## Work required
Draw out every line with the word "JSON" from the listing below.
─── Exercise input ───
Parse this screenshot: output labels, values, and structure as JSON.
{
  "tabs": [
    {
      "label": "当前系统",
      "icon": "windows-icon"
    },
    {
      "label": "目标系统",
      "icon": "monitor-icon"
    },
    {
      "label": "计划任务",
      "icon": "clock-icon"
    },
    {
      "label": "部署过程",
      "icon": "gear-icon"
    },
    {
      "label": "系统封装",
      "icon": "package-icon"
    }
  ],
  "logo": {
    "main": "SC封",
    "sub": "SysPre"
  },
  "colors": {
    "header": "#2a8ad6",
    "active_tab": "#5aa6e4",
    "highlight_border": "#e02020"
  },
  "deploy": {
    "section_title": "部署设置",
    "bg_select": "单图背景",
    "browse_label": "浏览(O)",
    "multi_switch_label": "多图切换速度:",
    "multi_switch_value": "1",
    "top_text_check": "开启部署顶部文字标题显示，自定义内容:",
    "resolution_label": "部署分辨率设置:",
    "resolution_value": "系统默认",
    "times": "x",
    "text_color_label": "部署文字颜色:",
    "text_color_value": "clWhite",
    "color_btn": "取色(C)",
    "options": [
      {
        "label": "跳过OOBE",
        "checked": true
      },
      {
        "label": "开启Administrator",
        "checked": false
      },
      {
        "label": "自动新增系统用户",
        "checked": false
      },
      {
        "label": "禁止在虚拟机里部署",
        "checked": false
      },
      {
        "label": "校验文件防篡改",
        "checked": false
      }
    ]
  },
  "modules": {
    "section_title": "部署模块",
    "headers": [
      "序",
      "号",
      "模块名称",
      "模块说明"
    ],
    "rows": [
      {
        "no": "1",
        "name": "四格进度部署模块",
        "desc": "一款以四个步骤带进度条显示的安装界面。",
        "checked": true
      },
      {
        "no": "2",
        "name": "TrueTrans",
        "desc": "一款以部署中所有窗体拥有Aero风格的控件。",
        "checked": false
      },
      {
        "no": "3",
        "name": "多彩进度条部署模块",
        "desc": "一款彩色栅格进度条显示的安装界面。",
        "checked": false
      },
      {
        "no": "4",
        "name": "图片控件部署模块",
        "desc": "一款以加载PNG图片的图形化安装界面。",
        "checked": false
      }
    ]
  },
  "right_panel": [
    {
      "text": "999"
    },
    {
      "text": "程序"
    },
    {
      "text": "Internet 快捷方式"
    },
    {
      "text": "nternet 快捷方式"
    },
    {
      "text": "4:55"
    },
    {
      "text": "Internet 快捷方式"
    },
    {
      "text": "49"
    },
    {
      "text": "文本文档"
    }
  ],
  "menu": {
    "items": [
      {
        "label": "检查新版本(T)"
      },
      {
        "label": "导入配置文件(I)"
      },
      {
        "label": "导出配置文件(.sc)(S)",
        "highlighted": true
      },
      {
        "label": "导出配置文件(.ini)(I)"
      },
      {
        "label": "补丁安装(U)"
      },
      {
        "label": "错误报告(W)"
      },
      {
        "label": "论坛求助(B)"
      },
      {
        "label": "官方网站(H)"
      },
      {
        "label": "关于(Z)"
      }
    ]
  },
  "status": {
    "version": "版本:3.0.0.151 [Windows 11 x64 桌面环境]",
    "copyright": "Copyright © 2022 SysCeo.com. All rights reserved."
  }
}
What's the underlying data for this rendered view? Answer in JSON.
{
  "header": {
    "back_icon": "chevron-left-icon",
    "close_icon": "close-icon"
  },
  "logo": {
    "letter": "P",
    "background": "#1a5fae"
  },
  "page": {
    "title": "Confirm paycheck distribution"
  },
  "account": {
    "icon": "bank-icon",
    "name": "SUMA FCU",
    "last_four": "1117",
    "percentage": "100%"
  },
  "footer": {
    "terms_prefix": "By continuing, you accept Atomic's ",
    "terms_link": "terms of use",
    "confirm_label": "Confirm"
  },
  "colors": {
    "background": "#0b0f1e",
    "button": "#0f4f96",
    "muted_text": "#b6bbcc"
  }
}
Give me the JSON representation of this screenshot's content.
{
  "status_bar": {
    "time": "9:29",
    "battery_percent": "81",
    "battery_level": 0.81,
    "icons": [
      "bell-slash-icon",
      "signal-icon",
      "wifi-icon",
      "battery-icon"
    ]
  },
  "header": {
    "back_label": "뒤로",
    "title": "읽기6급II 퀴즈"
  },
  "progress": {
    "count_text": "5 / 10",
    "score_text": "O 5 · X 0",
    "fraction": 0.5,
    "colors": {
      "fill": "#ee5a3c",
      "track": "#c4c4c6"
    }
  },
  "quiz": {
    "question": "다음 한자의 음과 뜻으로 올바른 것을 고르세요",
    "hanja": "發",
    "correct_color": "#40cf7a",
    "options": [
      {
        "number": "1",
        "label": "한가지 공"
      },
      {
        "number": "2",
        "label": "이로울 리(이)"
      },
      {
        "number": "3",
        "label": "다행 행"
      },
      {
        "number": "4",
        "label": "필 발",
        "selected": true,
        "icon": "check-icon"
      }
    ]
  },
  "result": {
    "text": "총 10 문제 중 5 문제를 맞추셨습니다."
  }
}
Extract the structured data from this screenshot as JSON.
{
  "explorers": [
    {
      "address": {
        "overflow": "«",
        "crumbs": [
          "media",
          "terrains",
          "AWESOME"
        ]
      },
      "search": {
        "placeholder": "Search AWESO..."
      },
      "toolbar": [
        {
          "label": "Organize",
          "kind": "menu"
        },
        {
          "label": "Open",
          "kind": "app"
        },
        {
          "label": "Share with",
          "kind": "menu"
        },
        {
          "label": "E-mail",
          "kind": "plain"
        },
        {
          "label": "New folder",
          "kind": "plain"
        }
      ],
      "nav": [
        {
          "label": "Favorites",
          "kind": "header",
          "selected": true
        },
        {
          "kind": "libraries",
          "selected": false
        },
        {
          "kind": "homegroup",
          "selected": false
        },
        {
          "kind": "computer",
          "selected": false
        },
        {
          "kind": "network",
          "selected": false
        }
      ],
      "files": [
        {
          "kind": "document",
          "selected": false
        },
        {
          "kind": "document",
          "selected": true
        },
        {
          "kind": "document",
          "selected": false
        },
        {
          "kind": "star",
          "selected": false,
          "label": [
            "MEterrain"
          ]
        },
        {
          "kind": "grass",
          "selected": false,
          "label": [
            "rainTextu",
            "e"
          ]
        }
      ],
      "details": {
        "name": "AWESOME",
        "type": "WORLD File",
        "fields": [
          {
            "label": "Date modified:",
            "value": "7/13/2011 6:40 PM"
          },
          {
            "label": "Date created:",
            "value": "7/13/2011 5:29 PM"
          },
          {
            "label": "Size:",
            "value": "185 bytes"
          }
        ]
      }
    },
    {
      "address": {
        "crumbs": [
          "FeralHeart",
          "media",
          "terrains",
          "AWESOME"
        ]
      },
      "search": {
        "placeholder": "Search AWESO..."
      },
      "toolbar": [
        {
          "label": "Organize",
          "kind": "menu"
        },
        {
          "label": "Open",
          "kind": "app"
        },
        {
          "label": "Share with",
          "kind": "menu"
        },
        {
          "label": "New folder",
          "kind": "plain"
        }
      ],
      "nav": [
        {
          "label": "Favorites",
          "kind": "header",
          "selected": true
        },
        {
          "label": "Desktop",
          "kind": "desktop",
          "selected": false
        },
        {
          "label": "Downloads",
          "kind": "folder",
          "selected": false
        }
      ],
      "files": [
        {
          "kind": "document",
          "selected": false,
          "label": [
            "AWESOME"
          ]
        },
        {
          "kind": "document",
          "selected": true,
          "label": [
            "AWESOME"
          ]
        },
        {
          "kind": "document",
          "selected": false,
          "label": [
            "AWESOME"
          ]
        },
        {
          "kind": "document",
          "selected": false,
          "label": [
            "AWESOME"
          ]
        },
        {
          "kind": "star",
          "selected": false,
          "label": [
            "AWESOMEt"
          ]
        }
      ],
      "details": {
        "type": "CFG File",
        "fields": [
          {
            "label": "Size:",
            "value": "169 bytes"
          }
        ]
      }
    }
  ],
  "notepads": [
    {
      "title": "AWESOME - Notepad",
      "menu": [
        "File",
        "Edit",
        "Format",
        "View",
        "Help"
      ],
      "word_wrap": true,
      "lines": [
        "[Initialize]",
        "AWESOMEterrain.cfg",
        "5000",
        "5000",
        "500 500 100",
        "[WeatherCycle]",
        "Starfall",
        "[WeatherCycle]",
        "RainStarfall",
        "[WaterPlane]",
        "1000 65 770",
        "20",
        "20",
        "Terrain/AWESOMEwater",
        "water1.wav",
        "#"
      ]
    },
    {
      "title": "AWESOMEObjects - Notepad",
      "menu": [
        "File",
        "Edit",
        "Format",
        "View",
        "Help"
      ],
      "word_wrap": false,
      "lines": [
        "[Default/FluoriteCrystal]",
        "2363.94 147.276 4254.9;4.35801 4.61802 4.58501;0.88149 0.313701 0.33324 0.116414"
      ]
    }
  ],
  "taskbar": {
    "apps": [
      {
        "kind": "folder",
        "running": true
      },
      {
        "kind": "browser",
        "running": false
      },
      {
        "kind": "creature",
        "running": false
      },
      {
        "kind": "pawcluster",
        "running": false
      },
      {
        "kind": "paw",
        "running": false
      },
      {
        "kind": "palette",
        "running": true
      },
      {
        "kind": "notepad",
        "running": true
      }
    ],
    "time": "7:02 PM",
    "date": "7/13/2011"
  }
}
───
## The result
Parse this screenshot: output labels, values, and structure as JSON.
What's the underlying data for this rendered view? Answer in JSON.
Give me the JSON representation of this screenshot's content.
Extract the structured data from this screenshot as JSON.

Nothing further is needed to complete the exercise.